Transcribe the material word for word, but without the images.

[Begin Input rows]

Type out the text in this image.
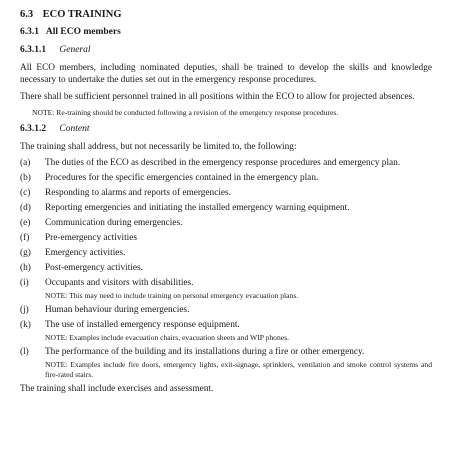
6.3 ECO TRAINING
6.3.1 All ECO members
6.3.1.1 General

All ECO members, including nominated deputies, shall be trained to develop the skills and knowledge necessary to undertake the duties set out in the emergency response procedures.

There shall be sufficient personnel trained in all positions within the ECO to allow for projected absences.

NOTE: Re-training should be conducted following a revision of the emergency response procedures.

6.3.1.2 Content

The training shall address, but not necessarily be limited to, the following:

(a)	The duties of the ECO as described in the emergency response procedures and emergency plan.
(b)	Procedures for the specific emergencies contained in the emergency plan.
(c)	Responding to alarms and reports of emergencies.
(d)	Reporting emergencies and initiating the installed emergency warning equipment.
(e)	Communication during emergencies.
(f)	Pre-emergency activities
(g)	Emergency activities.
(h)	Post-emergency activities.
(i)	Occupants and visitors with disabilities.
NOTE: This may need to include training on personal emergency evacuation plans.
(j)	Human behaviour during emergencies.
(k)	The use of installed emergency response equipment.
NOTE: Examples include evacuation chairs, evacuation sheets and WIP phones.
(l)	The performance of the building and its installations during a fire or other emergency.
NOTE: Examples include fire doors, emergency lights, exit-signage, sprinklers, ventilation and smoke control systems and fire-rated stairs.

The training shall include exercises and assessment.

[End Input rows]

Task result:
Type out the text in this image.
6.3 ECO TRAINING
6.3.1 All ECO members
6.3.1.1 General

All ECO members, including nominated deputies, shall be trained to develop the skills and knowledge necessary to undertake the duties set out in the emergency response procedures.

There shall be sufficient personnel trained in all positions within the ECO to allow for projected absences.

NOTE: Re-training should be conducted following a revision of the emergency response procedures.

6.3.1.2 Content

The training shall address, but not necessarily be limited to, the following:

(a)	The duties of the ECO as described in the emergency response procedures and emergency plan.
(b)	Procedures for the specific emergencies contained in the emergency plan.
(c)	Responding to alarms and reports of emergencies.
(d)	Reporting emergencies and initiating the installed emergency warning equipment.
(e)	Communication during emergencies.
(f)	Pre-emergency activities
(g)	Emergency activities.
(h)	Post-emergency activities.
(i)	Occupants and visitors with disabilities.
NOTE: This may need to include training on personal emergency evacuation plans.
(j)	Human behaviour during emergencies.
(k)	The use of installed emergency response equipment.
NOTE: Examples include evacuation chairs, evacuation sheets and WIP phones.
(l)	The performance of the building and its installations during a fire or other emergency.
NOTE: Examples include fire doors, emergency lights, exit-signage, sprinklers, ventilation and smoke control systems and fire-rated stairs.

The training shall include exercises and assessment.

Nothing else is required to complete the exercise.